EXERCISE OBJECTIVE. Search the records for the word "Associate" and report each line that has it.

— START SUPPLIED RECORDS —

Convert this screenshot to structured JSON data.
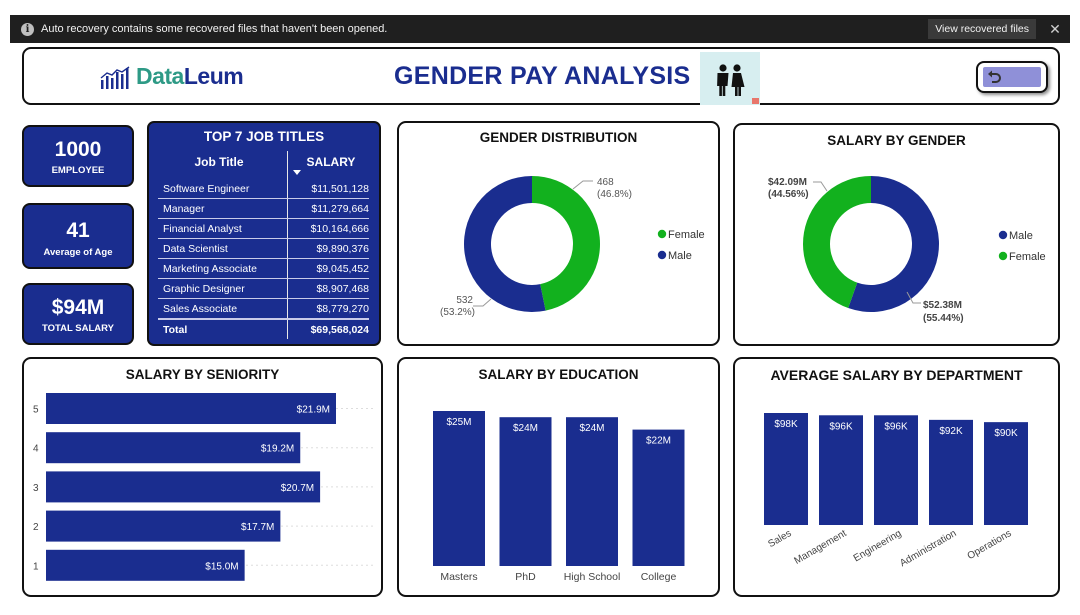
{
  "notification": {
    "message": "Auto recovery contains some recovered files that haven't been opened.",
    "button_label": "View recovered files"
  },
  "header": {
    "logo_a": "Data",
    "logo_b": "Leum",
    "title": "GENDER PAY ANALYSIS"
  },
  "kpis": [
    {
      "value": "1000",
      "label": "EMPLOYEE"
    },
    {
      "value": "41",
      "label": "Average of Age"
    },
    {
      "value": "$94M",
      "label": "TOTAL SALARY"
    }
  ],
  "top_jobs": {
    "title": "TOP 7 JOB TITLES",
    "col1": "Job Title",
    "col2": "SALARY",
    "rows": [
      {
        "title": "Software Engineer",
        "salary": "$11,501,128"
      },
      {
        "title": "Manager",
        "salary": "$11,279,664"
      },
      {
        "title": "Financial Analyst",
        "salary": "$10,164,666"
      },
      {
        "title": "Data Scientist",
        "salary": "$9,890,376"
      },
      {
        "title": "Marketing Associate",
        "salary": "$9,045,452"
      },
      {
        "title": "Graphic Designer",
        "salary": "$8,907,468"
      },
      {
        "title": "Sales Associate",
        "salary": "$8,779,270"
      }
    ],
    "total_label": "Total",
    "total_value": "$69,568,024"
  },
  "colors": {
    "navy": "#1a2d8f",
    "green": "#12b11e",
    "logo_teal": "#2e9a86"
  },
  "chart_data": [
    {
      "type": "pie",
      "title": "GENDER DISTRIBUTION",
      "slices": [
        {
          "name": "Female",
          "value": 468,
          "label": "468",
          "pct": "(46.8%)",
          "color": "#12b11e"
        },
        {
          "name": "Male",
          "value": 532,
          "label": "532",
          "pct": "(53.2%)",
          "color": "#1a2d8f"
        }
      ],
      "legend": [
        "Female",
        "Male"
      ],
      "legend_position": "right"
    },
    {
      "type": "pie",
      "title": "SALARY BY GENDER",
      "slices": [
        {
          "name": "Male",
          "value": 52.38,
          "label": "$52.38M",
          "pct": "(55.44%)",
          "color": "#1a2d8f"
        },
        {
          "name": "Female",
          "value": 42.09,
          "label": "$42.09M",
          "pct": "(44.56%)",
          "color": "#12b11e"
        }
      ],
      "legend": [
        "Male",
        "Female"
      ],
      "legend_position": "right"
    },
    {
      "type": "bar",
      "orientation": "horizontal",
      "title": "SALARY BY SENIORITY",
      "categories": [
        "5",
        "4",
        "3",
        "2",
        "1"
      ],
      "values": [
        21.9,
        19.2,
        20.7,
        17.7,
        15.0
      ],
      "labels": [
        "$21.9M",
        "$19.2M",
        "$20.7M",
        "$17.7M",
        "$15.0M"
      ],
      "xlim": [
        0,
        25
      ]
    },
    {
      "type": "bar",
      "title": "SALARY BY EDUCATION",
      "categories": [
        "Masters",
        "PhD",
        "High School",
        "College"
      ],
      "values": [
        25,
        24,
        24,
        22
      ],
      "labels": [
        "$25M",
        "$24M",
        "$24M",
        "$22M"
      ],
      "ylim": [
        0,
        25
      ]
    },
    {
      "type": "bar",
      "title": "AVERAGE SALARY BY DEPARTMENT",
      "categories": [
        "Sales",
        "Management",
        "Engineering",
        "Administration",
        "Operations"
      ],
      "values": [
        98,
        96,
        96,
        92,
        90
      ],
      "labels": [
        "$98K",
        "$96K",
        "$96K",
        "$92K",
        "$90K"
      ],
      "ylim": [
        0,
        98
      ]
    }
  ]
}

— END SUPPLIED RECORDS —

RESULT OF THE EXERCISE.
        "title": "Marketing Associate",
        "title": "Sales Associate",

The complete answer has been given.